WRITTEN INSTRUCTION A » What capacity does the RAID forum excerpt list for each disk?

PAGE TEXT »
* * *
I need to be in the BIOS right ? I couldn't find anything usefull with the
cli32 tool.

> About the message dump from arcmsr, it said that your RAID volume had
> something wrong and kicked out from the system.
> How about your RAID config?

CLI> disk info
Ch ModelName Serial# FirmRev Capacity State
===============================================================================
1 HDT722516DLA380 VDK71BTCDB90KE V43OA91A 164.7GB RaidSet
Member(1)
2 HDT722516DLA380 VDN71BTCDEPH7G V43OA91A 164.7GB RaidSet
Member(1)
3 HDT722516DLA380 VDN71BTCDES96G V43OA91A 164.7GB RaidSet
Member(1)
4 HDT722516DLA380 VDN71BTCDE15KG V43OA91A 164.7GB RaidSet
Member(1)
* * *
ENTRIES »

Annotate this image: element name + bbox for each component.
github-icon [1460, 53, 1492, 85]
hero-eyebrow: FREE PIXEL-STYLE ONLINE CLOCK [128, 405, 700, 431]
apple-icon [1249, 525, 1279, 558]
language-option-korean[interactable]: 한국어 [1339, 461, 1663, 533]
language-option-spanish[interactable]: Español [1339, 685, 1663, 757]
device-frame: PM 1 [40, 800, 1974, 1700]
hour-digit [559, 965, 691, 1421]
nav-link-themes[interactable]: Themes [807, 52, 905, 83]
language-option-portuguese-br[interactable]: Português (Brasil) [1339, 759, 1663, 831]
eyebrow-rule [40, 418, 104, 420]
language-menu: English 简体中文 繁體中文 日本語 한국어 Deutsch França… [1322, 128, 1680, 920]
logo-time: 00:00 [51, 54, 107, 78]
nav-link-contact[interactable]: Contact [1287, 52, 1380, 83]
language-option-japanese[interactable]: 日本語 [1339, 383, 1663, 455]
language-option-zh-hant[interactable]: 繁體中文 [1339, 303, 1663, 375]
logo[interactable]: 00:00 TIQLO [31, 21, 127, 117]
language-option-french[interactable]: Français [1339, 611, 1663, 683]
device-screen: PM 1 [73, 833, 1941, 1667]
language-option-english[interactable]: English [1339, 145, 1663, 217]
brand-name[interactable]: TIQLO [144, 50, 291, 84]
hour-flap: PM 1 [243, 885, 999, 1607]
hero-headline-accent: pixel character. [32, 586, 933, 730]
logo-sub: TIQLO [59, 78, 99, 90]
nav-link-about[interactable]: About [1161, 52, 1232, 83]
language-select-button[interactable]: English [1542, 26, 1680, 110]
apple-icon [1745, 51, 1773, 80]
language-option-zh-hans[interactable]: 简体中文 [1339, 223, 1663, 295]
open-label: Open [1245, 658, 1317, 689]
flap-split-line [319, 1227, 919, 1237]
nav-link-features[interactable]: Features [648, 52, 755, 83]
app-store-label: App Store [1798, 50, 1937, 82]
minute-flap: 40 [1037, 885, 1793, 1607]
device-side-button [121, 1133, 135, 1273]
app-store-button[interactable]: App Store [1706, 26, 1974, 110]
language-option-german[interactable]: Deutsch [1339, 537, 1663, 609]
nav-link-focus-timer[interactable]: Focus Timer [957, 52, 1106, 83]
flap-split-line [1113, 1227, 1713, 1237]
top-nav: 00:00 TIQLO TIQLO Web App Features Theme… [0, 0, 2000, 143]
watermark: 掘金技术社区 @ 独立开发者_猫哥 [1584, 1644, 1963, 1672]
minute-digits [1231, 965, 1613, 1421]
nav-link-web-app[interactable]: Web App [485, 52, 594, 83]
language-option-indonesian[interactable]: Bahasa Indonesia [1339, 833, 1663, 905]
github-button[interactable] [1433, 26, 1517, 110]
* * *
WRITTEN INSTRUCTION B » Swap "hour-digit" for "hour-numeral" in the entries, starting at their first line and stopping after the line that contains "device-screen: PM 1 [73, 833, 1941, 1667]". Leave everything else unchanged.

WRITTEN REPLY A » 164.7GB

WRITTEN REPLY B »
Annotate this image: element name + bbox for each component.
github-icon [1460, 53, 1492, 85]
hero-eyebrow: FREE PIXEL-STYLE ONLINE CLOCK [128, 405, 700, 431]
apple-icon [1249, 525, 1279, 558]
language-option-korean[interactable]: 한국어 [1339, 461, 1663, 533]
language-option-spanish[interactable]: Español [1339, 685, 1663, 757]
device-frame: PM 1 [40, 800, 1974, 1700]
hour-numeral [559, 965, 691, 1421]
nav-link-themes[interactable]: Themes [807, 52, 905, 83]
language-option-portuguese-br[interactable]: Português (Brasil) [1339, 759, 1663, 831]
eyebrow-rule [40, 418, 104, 420]
language-menu: English 简体中文 繁體中文 日本語 한국어 Deutsch França… [1322, 128, 1680, 920]
logo-time: 00:00 [51, 54, 107, 78]
nav-link-contact[interactable]: Contact [1287, 52, 1380, 83]
language-option-japanese[interactable]: 日本語 [1339, 383, 1663, 455]
language-option-zh-hant[interactable]: 繁體中文 [1339, 303, 1663, 375]
logo[interactable]: 00:00 TIQLO [31, 21, 127, 117]
language-option-french[interactable]: Français [1339, 611, 1663, 683]
device-screen: PM 1 [73, 833, 1941, 1667]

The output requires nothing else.